Data lines —
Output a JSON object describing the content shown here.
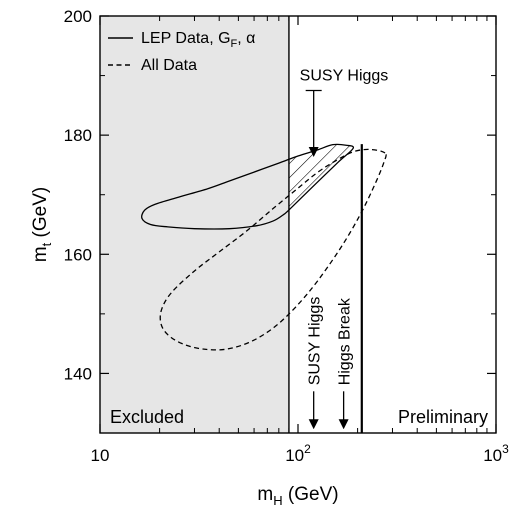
{
  "chart_data": {
    "type": "scatter",
    "xscale": "log",
    "xlim": [
      10,
      1000
    ],
    "ylim": [
      130,
      200
    ],
    "xlabel": {
      "base": "m",
      "sub": "H",
      "rest": " (GeV)"
    },
    "ylabel": {
      "base": "m",
      "sub": "t",
      "rest": " (GeV)"
    },
    "xticks": [
      {
        "value": 10,
        "base": "10",
        "exp": ""
      },
      {
        "value": 100,
        "base": "10",
        "exp": "2"
      },
      {
        "value": 1000,
        "base": "10",
        "exp": "3"
      }
    ],
    "yticks": [
      140,
      160,
      180,
      200
    ],
    "legend": {
      "placement": "top-left",
      "entries": [
        {
          "style": "solid",
          "parts": [
            "LEP Data, G",
            "F",
            ", α"
          ]
        },
        {
          "style": "dashed",
          "label": "All Data"
        }
      ]
    },
    "series": [
      {
        "name": "LEP Data, GF, α",
        "style": "solid",
        "points": [
          [
            90.4,
            167.5
          ],
          [
            120,
            171.5
          ],
          [
            160,
            175.5
          ],
          [
            190,
            177.8
          ],
          [
            175,
            178.3
          ],
          [
            150,
            178.4
          ],
          [
            125,
            177.5
          ],
          [
            100,
            176.5
          ],
          [
            80,
            175.3
          ],
          [
            60,
            173.8
          ],
          [
            45,
            172.3
          ],
          [
            35,
            171
          ],
          [
            25,
            169.6
          ],
          [
            19,
            168.4
          ],
          [
            16.8,
            167.4
          ],
          [
            16.3,
            166
          ],
          [
            18,
            165
          ],
          [
            22,
            164.6
          ],
          [
            30,
            164.3
          ],
          [
            45,
            164.3
          ],
          [
            62,
            164.8
          ],
          [
            75,
            165.6
          ],
          [
            84,
            166.6
          ],
          [
            90.4,
            167.5
          ]
        ]
      },
      {
        "name": "All Data",
        "style": "dashed",
        "points": [
          [
            275,
            177
          ],
          [
            230,
            177.6
          ],
          [
            190,
            177.2
          ],
          [
            155,
            175.7
          ],
          [
            125,
            173.7
          ],
          [
            100,
            171.1
          ],
          [
            75,
            167.7
          ],
          [
            55,
            163.9
          ],
          [
            40,
            160.4
          ],
          [
            30,
            157.2
          ],
          [
            23,
            153.6
          ],
          [
            20.5,
            150.8
          ],
          [
            20.3,
            148.4
          ],
          [
            22,
            146.5
          ],
          [
            26,
            145
          ],
          [
            33,
            144.1
          ],
          [
            44,
            144.1
          ],
          [
            60,
            145.6
          ],
          [
            82,
            148.7
          ],
          [
            115,
            153.9
          ],
          [
            160,
            160.5
          ],
          [
            205,
            166.5
          ],
          [
            245,
            171.8
          ],
          [
            272,
            175.5
          ],
          [
            275,
            177
          ]
        ]
      }
    ],
    "excluded_region": {
      "label": "Excluded",
      "x_max": 90
    },
    "hatched_region": {
      "x_min": 90,
      "x_max": 210,
      "boundary_series": "LEP Data, GF, α"
    },
    "vertical_lines": [
      {
        "x": 90,
        "style": "solid"
      },
      {
        "x": 210,
        "style": "solid",
        "y_max": 178.5
      }
    ],
    "arrow_annotations": [
      {
        "label": "SUSY Higgs",
        "x": 120,
        "y_tip": 176.5,
        "y_base": 187.5,
        "text_orientation": "horizontal"
      },
      {
        "label": "SUSY Higgs",
        "x": 120,
        "y_tip": 130.8,
        "y_base": 137,
        "text_orientation": "vertical"
      },
      {
        "label": "Higgs Break",
        "x": 170,
        "y_tip": 130.8,
        "y_base": 137,
        "text_orientation": "vertical"
      }
    ],
    "corner_labels": [
      {
        "label": "Excluded",
        "placement": "bottom-left"
      },
      {
        "label": "Preliminary",
        "placement": "bottom-right"
      }
    ]
  }
}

Given request —
Go through the data above and transcribe it in full, omitting any image.

Result below —
Output a JSON object describing the content shown here.
{
  "chart_data": {
    "type": "scatter",
    "xscale": "log",
    "xlim": [
      10,
      1000
    ],
    "ylim": [
      130,
      200
    ],
    "xlabel": {
      "base": "m",
      "sub": "H",
      "rest": " (GeV)"
    },
    "ylabel": {
      "base": "m",
      "sub": "t",
      "rest": " (GeV)"
    },
    "xticks": [
      {
        "value": 10,
        "base": "10",
        "exp": ""
      },
      {
        "value": 100,
        "base": "10",
        "exp": "2"
      },
      {
        "value": 1000,
        "base": "10",
        "exp": "3"
      }
    ],
    "yticks": [
      140,
      160,
      180,
      200
    ],
    "legend": {
      "placement": "top-left",
      "entries": [
        {
          "style": "solid",
          "parts": [
            "LEP Data, G",
            "F",
            ", α"
          ]
        },
        {
          "style": "dashed",
          "label": "All Data"
        }
      ]
    },
    "series": [
      {
        "name": "LEP Data, GF, α",
        "style": "solid",
        "points": [
          [
            90.4,
            167.5
          ],
          [
            120,
            171.5
          ],
          [
            160,
            175.5
          ],
          [
            190,
            177.8
          ],
          [
            175,
            178.3
          ],
          [
            150,
            178.4
          ],
          [
            125,
            177.5
          ],
          [
            100,
            176.5
          ],
          [
            80,
            175.3
          ],
          [
            60,
            173.8
          ],
          [
            45,
            172.3
          ],
          [
            35,
            171
          ],
          [
            25,
            169.6
          ],
          [
            19,
            168.4
          ],
          [
            16.8,
            167.4
          ],
          [
            16.3,
            166
          ],
          [
            18,
            165
          ],
          [
            22,
            164.6
          ],
          [
            30,
            164.3
          ],
          [
            45,
            164.3
          ],
          [
            62,
            164.8
          ],
          [
            75,
            165.6
          ],
          [
            84,
            166.6
          ],
          [
            90.4,
            167.5
          ]
        ]
      },
      {
        "name": "All Data",
        "style": "dashed",
        "points": [
          [
            275,
            177
          ],
          [
            230,
            177.6
          ],
          [
            190,
            177.2
          ],
          [
            155,
            175.7
          ],
          [
            125,
            173.7
          ],
          [
            100,
            171.1
          ],
          [
            75,
            167.7
          ],
          [
            55,
            163.9
          ],
          [
            40,
            160.4
          ],
          [
            30,
            157.2
          ],
          [
            23,
            153.6
          ],
          [
            20.5,
            150.8
          ],
          [
            20.3,
            148.4
          ],
          [
            22,
            146.5
          ],
          [
            26,
            145
          ],
          [
            33,
            144.1
          ],
          [
            44,
            144.1
          ],
          [
            60,
            145.6
          ],
          [
            82,
            148.7
          ],
          [
            115,
            153.9
          ],
          [
            160,
            160.5
          ],
          [
            205,
            166.5
          ],
          [
            245,
            171.8
          ],
          [
            272,
            175.5
          ],
          [
            275,
            177
          ]
        ]
      }
    ],
    "excluded_region": {
      "label": "Excluded",
      "x_max": 90
    },
    "hatched_region": {
      "x_min": 90,
      "x_max": 210,
      "boundary_series": "LEP Data, GF, α"
    },
    "vertical_lines": [
      {
        "x": 90,
        "style": "solid"
      },
      {
        "x": 210,
        "style": "solid",
        "y_max": 178.5
      }
    ],
    "arrow_annotations": [
      {
        "label": "SUSY Higgs",
        "x": 120,
        "y_tip": 176.5,
        "y_base": 187.5,
        "text_orientation": "horizontal"
      },
      {
        "label": "SUSY Higgs",
        "x": 120,
        "y_tip": 130.8,
        "y_base": 137,
        "text_orientation": "vertical"
      },
      {
        "label": "Higgs Break",
        "x": 170,
        "y_tip": 130.8,
        "y_base": 137,
        "text_orientation": "vertical"
      }
    ],
    "corner_labels": [
      {
        "label": "Excluded",
        "placement": "bottom-left"
      },
      {
        "label": "Preliminary",
        "placement": "bottom-right"
      }
    ]
  }
}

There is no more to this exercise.